Directive: Your task is to print all of the material verbatim.

Figure record extracts
__________
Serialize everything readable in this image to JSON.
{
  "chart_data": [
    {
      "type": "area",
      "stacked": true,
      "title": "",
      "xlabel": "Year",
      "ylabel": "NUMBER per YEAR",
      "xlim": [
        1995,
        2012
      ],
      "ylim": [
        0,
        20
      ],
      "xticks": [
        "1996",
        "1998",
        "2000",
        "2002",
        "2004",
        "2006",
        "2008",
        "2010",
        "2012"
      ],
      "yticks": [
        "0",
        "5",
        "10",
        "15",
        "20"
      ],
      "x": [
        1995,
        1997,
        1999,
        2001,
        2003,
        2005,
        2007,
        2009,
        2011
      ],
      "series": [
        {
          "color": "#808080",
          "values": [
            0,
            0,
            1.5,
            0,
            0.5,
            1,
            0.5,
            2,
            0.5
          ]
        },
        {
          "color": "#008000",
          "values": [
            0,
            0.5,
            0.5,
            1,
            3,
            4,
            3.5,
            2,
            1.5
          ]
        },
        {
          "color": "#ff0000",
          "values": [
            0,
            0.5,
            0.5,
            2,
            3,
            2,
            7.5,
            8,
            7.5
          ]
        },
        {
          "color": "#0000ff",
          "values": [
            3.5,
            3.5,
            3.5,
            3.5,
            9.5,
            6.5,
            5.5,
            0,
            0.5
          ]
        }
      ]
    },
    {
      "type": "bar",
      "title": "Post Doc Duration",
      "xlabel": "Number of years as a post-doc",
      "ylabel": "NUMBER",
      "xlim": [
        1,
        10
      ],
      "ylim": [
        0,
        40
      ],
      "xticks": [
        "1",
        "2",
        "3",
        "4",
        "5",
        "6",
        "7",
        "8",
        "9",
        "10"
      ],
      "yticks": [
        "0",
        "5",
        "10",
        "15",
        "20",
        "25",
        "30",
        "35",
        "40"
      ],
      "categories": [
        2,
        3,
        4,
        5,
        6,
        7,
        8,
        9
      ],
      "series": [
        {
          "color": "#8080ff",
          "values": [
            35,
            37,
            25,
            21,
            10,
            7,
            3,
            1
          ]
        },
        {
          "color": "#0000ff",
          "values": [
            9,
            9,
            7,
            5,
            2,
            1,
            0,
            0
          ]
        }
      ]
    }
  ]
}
__________
Full response:
Serialize everything readable in this image to JSON.
{
  "chart_data": [
    {
      "type": "area",
      "stacked": true,
      "title": "",
      "xlabel": "Year",
      "ylabel": "NUMBER per YEAR",
      "xlim": [
        1995,
        2012
      ],
      "ylim": [
        0,
        20
      ],
      "xticks": [
        "1996",
        "1998",
        "2000",
        "2002",
        "2004",
        "2006",
        "2008",
        "2010",
        "2012"
      ],
      "yticks": [
        "0",
        "5",
        "10",
        "15",
        "20"
      ],
      "x": [
        1995,
        1997,
        1999,
        2001,
        2003,
        2005,
        2007,
        2009,
        2011
      ],
      "series": [
        {
          "color": "#808080",
          "values": [
            0,
            0,
            1.5,
            0,
            0.5,
            1,
            0.5,
            2,
            0.5
          ]
        },
        {
          "color": "#008000",
          "values": [
            0,
            0.5,
            0.5,
            1,
            3,
            4,
            3.5,
            2,
            1.5
          ]
        },
        {
          "color": "#ff0000",
          "values": [
            0,
            0.5,
            0.5,
            2,
            3,
            2,
            7.5,
            8,
            7.5
          ]
        },
        {
          "color": "#0000ff",
          "values": [
            3.5,
            3.5,
            3.5,
            3.5,
            9.5,
            6.5,
            5.5,
            0,
            0.5
          ]
        }
      ]
    },
    {
      "type": "bar",
      "title": "Post Doc Duration",
      "xlabel": "Number of years as a post-doc",
      "ylabel": "NUMBER",
      "xlim": [
        1,
        10
      ],
      "ylim": [
        0,
        40
      ],
      "xticks": [
        "1",
        "2",
        "3",
        "4",
        "5",
        "6",
        "7",
        "8",
        "9",
        "10"
      ],
      "yticks": [
        "0",
        "5",
        "10",
        "15",
        "20",
        "25",
        "30",
        "35",
        "40"
      ],
      "categories": [
        2,
        3,
        4,
        5,
        6,
        7,
        8,
        9
      ],
      "series": [
        {
          "color": "#8080ff",
          "values": [
            35,
            37,
            25,
            21,
            10,
            7,
            3,
            1
          ]
        },
        {
          "color": "#0000ff",
          "values": [
            9,
            9,
            7,
            5,
            2,
            1,
            0,
            0
          ]
        }
      ]
    }
  ]
}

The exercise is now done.